Exercise aim:
Of all the lines in this data, how many include "rgba"? Respond with the number only.

Working data:
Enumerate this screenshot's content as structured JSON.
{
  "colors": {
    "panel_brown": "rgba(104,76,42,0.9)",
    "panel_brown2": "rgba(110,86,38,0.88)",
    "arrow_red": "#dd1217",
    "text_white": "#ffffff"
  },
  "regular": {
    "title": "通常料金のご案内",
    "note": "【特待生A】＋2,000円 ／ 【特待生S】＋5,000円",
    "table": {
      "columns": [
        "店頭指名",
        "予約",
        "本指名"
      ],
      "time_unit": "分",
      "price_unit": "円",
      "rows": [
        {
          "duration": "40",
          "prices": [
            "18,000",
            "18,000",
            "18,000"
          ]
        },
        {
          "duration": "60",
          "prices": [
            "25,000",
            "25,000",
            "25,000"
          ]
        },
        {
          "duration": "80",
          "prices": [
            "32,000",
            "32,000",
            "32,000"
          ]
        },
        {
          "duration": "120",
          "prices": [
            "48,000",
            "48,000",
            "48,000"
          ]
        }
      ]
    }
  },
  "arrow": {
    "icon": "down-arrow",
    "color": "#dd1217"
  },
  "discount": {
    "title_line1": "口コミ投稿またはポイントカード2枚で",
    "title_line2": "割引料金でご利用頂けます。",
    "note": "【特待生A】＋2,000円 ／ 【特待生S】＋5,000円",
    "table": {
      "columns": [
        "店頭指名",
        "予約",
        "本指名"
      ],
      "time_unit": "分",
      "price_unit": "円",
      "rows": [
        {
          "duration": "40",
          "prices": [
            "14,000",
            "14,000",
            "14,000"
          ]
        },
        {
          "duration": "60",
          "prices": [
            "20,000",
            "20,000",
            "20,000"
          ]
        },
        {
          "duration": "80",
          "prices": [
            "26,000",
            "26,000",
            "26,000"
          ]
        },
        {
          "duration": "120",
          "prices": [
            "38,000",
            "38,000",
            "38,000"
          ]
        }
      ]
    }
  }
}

Output below:
2